[Rows from a figure dataset]
····················
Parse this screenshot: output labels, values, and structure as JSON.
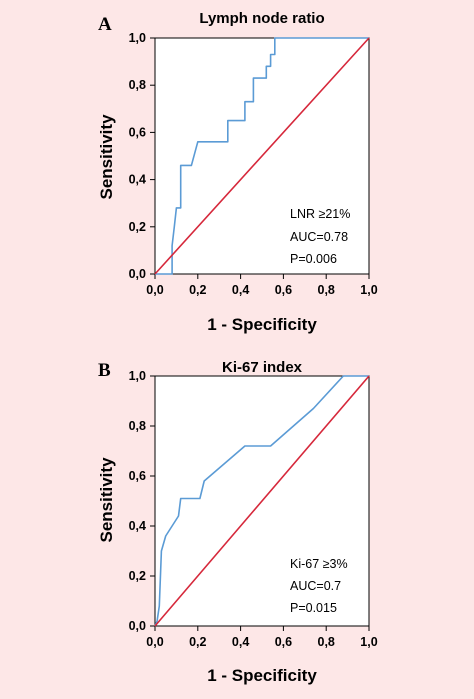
{
  "chart_data": [
    {
      "type": "line",
      "panel_letter": "A",
      "title": "Lymph node ratio",
      "xlabel": "1 - Specificity",
      "ylabel": "Sensitivity",
      "xlim": [
        0,
        1
      ],
      "ylim": [
        0,
        1
      ],
      "x_ticks": [
        "0,0",
        "0,2",
        "0,4",
        "0,6",
        "0,8",
        "1,0"
      ],
      "y_ticks": [
        "0,0",
        "0,2",
        "0,4",
        "0,6",
        "0,8",
        "1,0"
      ],
      "grid": false,
      "series": [
        {
          "color": "#5b9bd5",
          "x": [
            0.0,
            0.08,
            0.08,
            0.09,
            0.1,
            0.1,
            0.12,
            0.12,
            0.17,
            0.2,
            0.34,
            0.34,
            0.42,
            0.42,
            0.46,
            0.46,
            0.52,
            0.52,
            0.54,
            0.54,
            0.56,
            0.56,
            1.0
          ],
          "y": [
            0.0,
            0.0,
            0.12,
            0.2,
            0.28,
            0.28,
            0.28,
            0.46,
            0.46,
            0.56,
            0.56,
            0.65,
            0.65,
            0.73,
            0.73,
            0.83,
            0.83,
            0.88,
            0.88,
            0.93,
            0.93,
            1.0,
            1.0
          ]
        },
        {
          "color": "#d6283b",
          "x": [
            0,
            1
          ],
          "y": [
            0,
            1
          ]
        }
      ],
      "annotations": [
        "LNR ≥21%",
        "AUC=0.78",
        "P=0.006"
      ]
    },
    {
      "type": "line",
      "panel_letter": "B",
      "title": "Ki-67 index",
      "xlabel": "1 - Specificity",
      "ylabel": "Sensitivity",
      "xlim": [
        0,
        1
      ],
      "ylim": [
        0,
        1
      ],
      "x_ticks": [
        "0,0",
        "0,2",
        "0,4",
        "0,6",
        "0,8",
        "1,0"
      ],
      "y_ticks": [
        "0,0",
        "0,2",
        "0,4",
        "0,6",
        "0,8",
        "1,0"
      ],
      "grid": false,
      "series": [
        {
          "color": "#5b9bd5",
          "x": [
            0.0,
            0.01,
            0.02,
            0.02,
            0.03,
            0.05,
            0.08,
            0.11,
            0.12,
            0.21,
            0.23,
            0.42,
            0.54,
            0.74,
            0.88,
            1.0
          ],
          "y": [
            0.0,
            0.02,
            0.08,
            0.08,
            0.3,
            0.36,
            0.4,
            0.44,
            0.51,
            0.51,
            0.58,
            0.72,
            0.72,
            0.87,
            1.0,
            1.0
          ]
        },
        {
          "color": "#d6283b",
          "x": [
            0,
            1
          ],
          "y": [
            0,
            1
          ]
        }
      ],
      "annotations": [
        "Ki-67 ≥3%",
        "AUC=0.7",
        "P=0.015"
      ]
    }
  ]
}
····················
# Goal of the exercise
Without the pictures, repeat all the records word for word.

# Exercise answer
Parse this screenshot: output labels, values, and structure as JSON.
{
  "chart_data": [
    {
      "type": "line",
      "panel_letter": "A",
      "title": "Lymph node ratio",
      "xlabel": "1 - Specificity",
      "ylabel": "Sensitivity",
      "xlim": [
        0,
        1
      ],
      "ylim": [
        0,
        1
      ],
      "x_ticks": [
        "0,0",
        "0,2",
        "0,4",
        "0,6",
        "0,8",
        "1,0"
      ],
      "y_ticks": [
        "0,0",
        "0,2",
        "0,4",
        "0,6",
        "0,8",
        "1,0"
      ],
      "grid": false,
      "series": [
        {
          "color": "#5b9bd5",
          "x": [
            0.0,
            0.08,
            0.08,
            0.09,
            0.1,
            0.1,
            0.12,
            0.12,
            0.17,
            0.2,
            0.34,
            0.34,
            0.42,
            0.42,
            0.46,
            0.46,
            0.52,
            0.52,
            0.54,
            0.54,
            0.56,
            0.56,
            1.0
          ],
          "y": [
            0.0,
            0.0,
            0.12,
            0.2,
            0.28,
            0.28,
            0.28,
            0.46,
            0.46,
            0.56,
            0.56,
            0.65,
            0.65,
            0.73,
            0.73,
            0.83,
            0.83,
            0.88,
            0.88,
            0.93,
            0.93,
            1.0,
            1.0
          ]
        },
        {
          "color": "#d6283b",
          "x": [
            0,
            1
          ],
          "y": [
            0,
            1
          ]
        }
      ],
      "annotations": [
        "LNR ≥21%",
        "AUC=0.78",
        "P=0.006"
      ]
    },
    {
      "type": "line",
      "panel_letter": "B",
      "title": "Ki-67 index",
      "xlabel": "1 - Specificity",
      "ylabel": "Sensitivity",
      "xlim": [
        0,
        1
      ],
      "ylim": [
        0,
        1
      ],
      "x_ticks": [
        "0,0",
        "0,2",
        "0,4",
        "0,6",
        "0,8",
        "1,0"
      ],
      "y_ticks": [
        "0,0",
        "0,2",
        "0,4",
        "0,6",
        "0,8",
        "1,0"
      ],
      "grid": false,
      "series": [
        {
          "color": "#5b9bd5",
          "x": [
            0.0,
            0.01,
            0.02,
            0.02,
            0.03,
            0.05,
            0.08,
            0.11,
            0.12,
            0.21,
            0.23,
            0.42,
            0.54,
            0.74,
            0.88,
            1.0
          ],
          "y": [
            0.0,
            0.02,
            0.08,
            0.08,
            0.3,
            0.36,
            0.4,
            0.44,
            0.51,
            0.51,
            0.58,
            0.72,
            0.72,
            0.87,
            1.0,
            1.0
          ]
        },
        {
          "color": "#d6283b",
          "x": [
            0,
            1
          ],
          "y": [
            0,
            1
          ]
        }
      ],
      "annotations": [
        "Ki-67 ≥3%",
        "AUC=0.7",
        "P=0.015"
      ]
    }
  ]
}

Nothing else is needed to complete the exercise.